** start EXTRACTED DATA **
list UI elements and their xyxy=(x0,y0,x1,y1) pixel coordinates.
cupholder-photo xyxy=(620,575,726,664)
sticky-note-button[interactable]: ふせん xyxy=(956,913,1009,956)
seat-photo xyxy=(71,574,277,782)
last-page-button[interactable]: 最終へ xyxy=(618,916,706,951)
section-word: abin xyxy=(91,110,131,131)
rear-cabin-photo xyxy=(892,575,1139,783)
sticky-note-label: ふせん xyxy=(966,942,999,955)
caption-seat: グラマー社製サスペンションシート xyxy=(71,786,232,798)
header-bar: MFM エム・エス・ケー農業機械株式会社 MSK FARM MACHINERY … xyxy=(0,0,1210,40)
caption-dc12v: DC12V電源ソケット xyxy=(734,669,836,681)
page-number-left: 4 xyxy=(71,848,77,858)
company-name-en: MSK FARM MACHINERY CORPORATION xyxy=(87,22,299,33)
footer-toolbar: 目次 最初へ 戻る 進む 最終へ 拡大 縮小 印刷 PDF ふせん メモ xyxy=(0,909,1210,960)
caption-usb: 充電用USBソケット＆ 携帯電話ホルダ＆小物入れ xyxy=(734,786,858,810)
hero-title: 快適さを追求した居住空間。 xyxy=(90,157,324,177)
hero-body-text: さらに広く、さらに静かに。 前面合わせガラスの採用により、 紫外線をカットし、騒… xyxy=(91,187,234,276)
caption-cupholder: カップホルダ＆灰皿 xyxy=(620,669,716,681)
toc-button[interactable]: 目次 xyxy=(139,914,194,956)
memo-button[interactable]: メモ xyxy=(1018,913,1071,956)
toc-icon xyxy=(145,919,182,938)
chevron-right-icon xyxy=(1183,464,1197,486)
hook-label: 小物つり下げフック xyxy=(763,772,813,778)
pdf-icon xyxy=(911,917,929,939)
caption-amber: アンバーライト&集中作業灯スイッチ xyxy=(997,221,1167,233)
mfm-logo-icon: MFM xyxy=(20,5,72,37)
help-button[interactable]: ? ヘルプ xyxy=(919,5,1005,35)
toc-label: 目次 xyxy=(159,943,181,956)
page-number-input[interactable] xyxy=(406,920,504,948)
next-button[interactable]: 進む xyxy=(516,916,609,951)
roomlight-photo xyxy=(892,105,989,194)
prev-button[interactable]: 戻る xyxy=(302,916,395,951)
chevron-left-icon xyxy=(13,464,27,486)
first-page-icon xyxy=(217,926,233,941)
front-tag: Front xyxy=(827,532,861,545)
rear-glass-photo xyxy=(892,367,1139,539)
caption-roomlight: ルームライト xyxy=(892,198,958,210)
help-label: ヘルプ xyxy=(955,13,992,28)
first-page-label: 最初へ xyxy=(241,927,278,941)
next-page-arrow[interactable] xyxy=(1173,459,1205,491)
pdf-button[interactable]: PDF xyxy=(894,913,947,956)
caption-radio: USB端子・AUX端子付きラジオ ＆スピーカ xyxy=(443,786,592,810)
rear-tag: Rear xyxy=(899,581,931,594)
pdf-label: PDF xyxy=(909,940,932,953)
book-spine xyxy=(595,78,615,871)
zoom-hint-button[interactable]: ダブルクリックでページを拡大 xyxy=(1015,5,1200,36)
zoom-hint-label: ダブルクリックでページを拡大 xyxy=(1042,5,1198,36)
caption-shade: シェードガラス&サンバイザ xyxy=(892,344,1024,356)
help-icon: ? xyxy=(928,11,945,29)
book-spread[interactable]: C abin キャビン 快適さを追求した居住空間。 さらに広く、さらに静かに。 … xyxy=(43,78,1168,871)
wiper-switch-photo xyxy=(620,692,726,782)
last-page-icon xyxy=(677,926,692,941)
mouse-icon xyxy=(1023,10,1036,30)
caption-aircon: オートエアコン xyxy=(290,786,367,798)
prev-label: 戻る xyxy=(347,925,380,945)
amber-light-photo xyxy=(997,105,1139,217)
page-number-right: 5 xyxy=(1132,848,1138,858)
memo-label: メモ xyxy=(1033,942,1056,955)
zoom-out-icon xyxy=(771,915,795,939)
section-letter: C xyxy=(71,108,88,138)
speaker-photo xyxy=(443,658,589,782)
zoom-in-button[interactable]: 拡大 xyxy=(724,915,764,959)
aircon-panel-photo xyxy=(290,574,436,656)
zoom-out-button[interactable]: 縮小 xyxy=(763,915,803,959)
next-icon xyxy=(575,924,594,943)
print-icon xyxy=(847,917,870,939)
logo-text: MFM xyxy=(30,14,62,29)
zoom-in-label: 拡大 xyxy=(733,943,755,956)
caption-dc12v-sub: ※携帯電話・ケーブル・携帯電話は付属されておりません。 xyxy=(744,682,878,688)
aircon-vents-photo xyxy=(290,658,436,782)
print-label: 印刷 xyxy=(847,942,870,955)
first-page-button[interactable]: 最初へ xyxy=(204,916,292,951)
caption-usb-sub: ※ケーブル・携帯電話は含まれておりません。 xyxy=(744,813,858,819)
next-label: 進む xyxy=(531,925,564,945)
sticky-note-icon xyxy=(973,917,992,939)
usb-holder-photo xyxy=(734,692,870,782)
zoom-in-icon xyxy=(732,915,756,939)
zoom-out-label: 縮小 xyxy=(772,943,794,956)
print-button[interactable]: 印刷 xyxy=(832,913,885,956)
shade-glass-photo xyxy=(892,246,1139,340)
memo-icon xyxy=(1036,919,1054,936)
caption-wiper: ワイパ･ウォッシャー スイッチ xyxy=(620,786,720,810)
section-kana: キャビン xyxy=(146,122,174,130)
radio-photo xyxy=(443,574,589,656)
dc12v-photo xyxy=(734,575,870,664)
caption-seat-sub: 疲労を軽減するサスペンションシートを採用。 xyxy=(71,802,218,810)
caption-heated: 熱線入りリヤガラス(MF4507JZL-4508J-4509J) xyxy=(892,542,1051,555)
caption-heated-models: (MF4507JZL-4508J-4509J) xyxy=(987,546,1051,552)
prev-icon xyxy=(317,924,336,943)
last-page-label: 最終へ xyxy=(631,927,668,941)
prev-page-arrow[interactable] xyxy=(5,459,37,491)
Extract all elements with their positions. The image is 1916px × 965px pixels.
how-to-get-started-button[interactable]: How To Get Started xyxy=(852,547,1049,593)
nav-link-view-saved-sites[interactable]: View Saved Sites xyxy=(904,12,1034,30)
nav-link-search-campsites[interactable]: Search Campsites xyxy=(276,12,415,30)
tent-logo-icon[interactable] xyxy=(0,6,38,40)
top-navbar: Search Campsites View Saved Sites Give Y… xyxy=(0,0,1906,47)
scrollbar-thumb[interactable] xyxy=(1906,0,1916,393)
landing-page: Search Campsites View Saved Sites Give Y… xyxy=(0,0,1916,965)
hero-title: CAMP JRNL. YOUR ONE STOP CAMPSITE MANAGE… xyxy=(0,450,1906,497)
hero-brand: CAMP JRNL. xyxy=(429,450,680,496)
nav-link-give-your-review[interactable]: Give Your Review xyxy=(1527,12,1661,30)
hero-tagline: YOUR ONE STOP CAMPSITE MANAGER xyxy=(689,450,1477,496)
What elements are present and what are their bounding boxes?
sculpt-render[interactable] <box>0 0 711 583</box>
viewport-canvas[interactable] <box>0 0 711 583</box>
** end EXTRACTED DATA **
Reproduce all the records above, substituting "main-heading" for every occurrence of "hero-title" and leaving everything else unchanged.

## COMPLETE RESPONSE
list UI elements and their xyxy=(x0,y0,x1,y1) pixel coordinates.
cupholder-photo xyxy=(620,575,726,664)
sticky-note-button[interactable]: ふせん xyxy=(956,913,1009,956)
seat-photo xyxy=(71,574,277,782)
last-page-button[interactable]: 最終へ xyxy=(618,916,706,951)
section-word: abin xyxy=(91,110,131,131)
rear-cabin-photo xyxy=(892,575,1139,783)
sticky-note-label: ふせん xyxy=(966,942,999,955)
caption-seat: グラマー社製サスペンションシート xyxy=(71,786,232,798)
header-bar: MFM エム・エス・ケー農業機械株式会社 MSK FARM MACHINERY … xyxy=(0,0,1210,40)
caption-dc12v: DC12V電源ソケット xyxy=(734,669,836,681)
page-number-left: 4 xyxy=(71,848,77,858)
company-name-en: MSK FARM MACHINERY CORPORATION xyxy=(87,22,299,33)
footer-toolbar: 目次 最初へ 戻る 進む 最終へ 拡大 縮小 印刷 PDF ふせん メモ xyxy=(0,909,1210,960)
caption-usb: 充電用USBソケット＆ 携帯電話ホルダ＆小物入れ xyxy=(734,786,858,810)
main-heading: 快適さを追求した居住空間。 xyxy=(90,157,324,177)
hero-body-text: さらに広く、さらに静かに。 前面合わせガラスの採用により、 紫外線をカットし、騒… xyxy=(91,187,234,276)
caption-cupholder: カップホルダ＆灰皿 xyxy=(620,669,716,681)
toc-button[interactable]: 目次 xyxy=(139,914,194,956)
memo-button[interactable]: メモ xyxy=(1018,913,1071,956)
toc-icon xyxy=(145,919,182,938)
chevron-right-icon xyxy=(1183,464,1197,486)
hook-label: 小物つり下げフック xyxy=(763,772,813,778)
pdf-icon xyxy=(911,917,929,939)
caption-amber: アンバーライト&集中作業灯スイッチ xyxy=(997,221,1167,233)
mfm-logo-icon: MFM xyxy=(20,5,72,37)
help-button[interactable]: ? ヘルプ xyxy=(919,5,1005,35)
toc-label: 目次 xyxy=(159,943,181,956)
page-number-input[interactable] xyxy=(406,920,504,948)
next-button[interactable]: 進む xyxy=(516,916,609,951)
roomlight-photo xyxy=(892,105,989,194)
prev-button[interactable]: 戻る xyxy=(302,916,395,951)
chevron-left-icon xyxy=(13,464,27,486)
first-page-icon xyxy=(217,926,233,941)
front-tag: Front xyxy=(827,532,861,545)
rear-glass-photo xyxy=(892,367,1139,539)
caption-roomlight: ルームライト xyxy=(892,198,958,210)
help-label: ヘルプ xyxy=(955,13,992,28)
first-page-label: 最初へ xyxy=(241,927,278,941)
next-page-arrow[interactable] xyxy=(1173,459,1205,491)
pdf-button[interactable]: PDF xyxy=(894,913,947,956)
caption-radio: USB端子・AUX端子付きラジオ ＆スピーカ xyxy=(443,786,592,810)
rear-tag: Rear xyxy=(899,581,931,594)
pdf-label: PDF xyxy=(909,940,932,953)
book-spine xyxy=(595,78,615,871)
zoom-hint-button[interactable]: ダブルクリックでページを拡大 xyxy=(1015,5,1200,36)
zoom-hint-label: ダブルクリックでページを拡大 xyxy=(1042,5,1198,36)
caption-shade: シェードガラス&サンバイザ xyxy=(892,344,1024,356)
help-icon: ? xyxy=(928,11,945,29)
book-spread[interactable]: C abin キャビン 快適さを追求した居住空間。 さらに広く、さらに静かに。 … xyxy=(43,78,1168,871)
wiper-switch-photo xyxy=(620,692,726,782)
last-page-icon xyxy=(677,926,692,941)
mouse-icon xyxy=(1023,10,1036,30)
caption-aircon: オートエアコン xyxy=(290,786,367,798)
prev-label: 戻る xyxy=(347,925,380,945)
amber-light-photo xyxy=(997,105,1139,217)
page-number-right: 5 xyxy=(1132,848,1138,858)
memo-label: メモ xyxy=(1033,942,1056,955)
zoom-out-icon xyxy=(771,915,795,939)
section-letter: C xyxy=(71,108,88,138)
speaker-photo xyxy=(443,658,589,782)
zoom-in-button[interactable]: 拡大 xyxy=(724,915,764,959)
aircon-panel-photo xyxy=(290,574,436,656)
zoom-out-button[interactable]: 縮小 xyxy=(763,915,803,959)
next-icon xyxy=(575,924,594,943)
print-icon xyxy=(847,917,870,939)
logo-text: MFM xyxy=(30,14,62,29)
zoom-in-label: 拡大 xyxy=(733,943,755,956)
caption-dc12v-sub: ※携帯電話・ケーブル・携帯電話は付属されておりません。 xyxy=(744,682,878,688)
aircon-vents-photo xyxy=(290,658,436,782)
print-label: 印刷 xyxy=(847,942,870,955)
first-page-button[interactable]: 最初へ xyxy=(204,916,292,951)
caption-usb-sub: ※ケーブル・携帯電話は含まれておりません。 xyxy=(744,813,858,819)
next-label: 進む xyxy=(531,925,564,945)
sticky-note-icon xyxy=(973,917,992,939)
usb-holder-photo xyxy=(734,692,870,782)
zoom-in-icon xyxy=(732,915,756,939)
zoom-out-label: 縮小 xyxy=(772,943,794,956)
print-button[interactable]: 印刷 xyxy=(832,913,885,956)
shade-glass-photo xyxy=(892,246,1139,340)
memo-icon xyxy=(1036,919,1054,936)
caption-wiper: ワイパ･ウォッシャー スイッチ xyxy=(620,786,720,810)
section-kana: キャビン xyxy=(146,122,174,130)
radio-photo xyxy=(443,574,589,656)
dc12v-photo xyxy=(734,575,870,664)
caption-seat-sub: 疲労を軽減するサスペンションシートを採用。 xyxy=(71,802,218,810)
caption-heated: 熱線入りリヤガラス(MF4507JZL-4508J-4509J) xyxy=(892,542,1051,555)
caption-heated-models: (MF4507JZL-4508J-4509J) xyxy=(987,546,1051,552)
prev-icon xyxy=(317,924,336,943)
last-page-label: 最終へ xyxy=(631,927,668,941)
prev-page-arrow[interactable] xyxy=(5,459,37,491)
Extract all elements with their positions. The image is 1916px × 965px pixels.
how-to-get-started-button[interactable]: How To Get Started xyxy=(852,547,1049,593)
nav-link-view-saved-sites[interactable]: View Saved Sites xyxy=(904,12,1034,30)
nav-link-search-campsites[interactable]: Search Campsites xyxy=(276,12,415,30)
tent-logo-icon[interactable] xyxy=(0,6,38,40)
top-navbar: Search Campsites View Saved Sites Give Y… xyxy=(0,0,1906,47)
scrollbar-thumb[interactable] xyxy=(1906,0,1916,393)
landing-page: Search Campsites View Saved Sites Give Y… xyxy=(0,0,1916,965)
main-heading: CAMP JRNL. YOUR ONE STOP CAMPSITE MANAGE… xyxy=(0,450,1906,497)
hero-brand: CAMP JRNL. xyxy=(429,450,680,496)
nav-link-give-your-review[interactable]: Give Your Review xyxy=(1527,12,1661,30)
hero-tagline: YOUR ONE STOP CAMPSITE MANAGER xyxy=(689,450,1477,496)
What elements are present and what are their bounding boxes?
sculpt-render[interactable] <box>0 0 711 583</box>
viewport-canvas[interactable] <box>0 0 711 583</box>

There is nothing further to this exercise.